### Instruction
Keep only the lines that hold the string "media", filtering out the rest of the entries below.

### Input rows
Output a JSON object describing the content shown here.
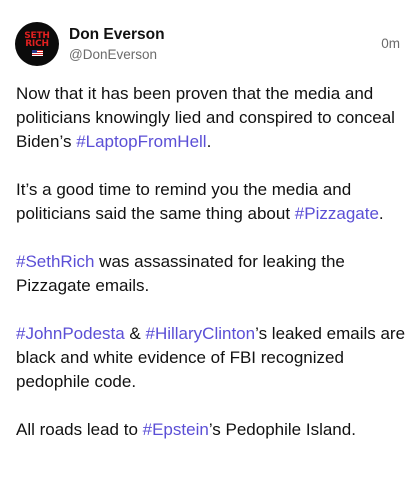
{
  "post": {
    "author": {
      "avatar_icon": "seth-rich-avatar",
      "avatar_text": {
        "line1": "SETH",
        "line2": "RICH"
      },
      "display_name": "Don Everson",
      "handle": "@DonEverson"
    },
    "timestamp": "0m",
    "accent_color": "#5b4fd6",
    "paragraphs": [
      {
        "segments": [
          {
            "text": "Now that it has been proven that the media and politicians knowingly lied and conspired to conceal Biden’s "
          },
          {
            "tag": "#LaptopFromHell"
          },
          {
            "text": "."
          }
        ]
      },
      {
        "segments": [
          {
            "text": "It’s a good time to remind you the media and politicians said the same thing about "
          },
          {
            "tag": "#Pizzagate"
          },
          {
            "text": "."
          }
        ]
      },
      {
        "segments": [
          {
            "tag": "#SethRich"
          },
          {
            "text": " was assassinated for leaking the Pizzagate emails."
          }
        ]
      },
      {
        "segments": [
          {
            "tag": "#JohnPodesta"
          },
          {
            "text": " & "
          },
          {
            "tag": "#HillaryClinton"
          },
          {
            "text": "’s leaked emails are black and white evidence of FBI recognized pedophile code."
          }
        ]
      },
      {
        "segments": [
          {
            "text": "All roads lead to "
          },
          {
            "tag": "#Epstein"
          },
          {
            "text": "’s Pedophile Island."
          }
        ]
      }
    ]
  }
}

### Exercise solution
            "text": "Now that it has been proven that the media and politicians knowingly lied and conspired to conceal Biden’s "
            "text": "It’s a good time to remind you the media and politicians said the same thing about "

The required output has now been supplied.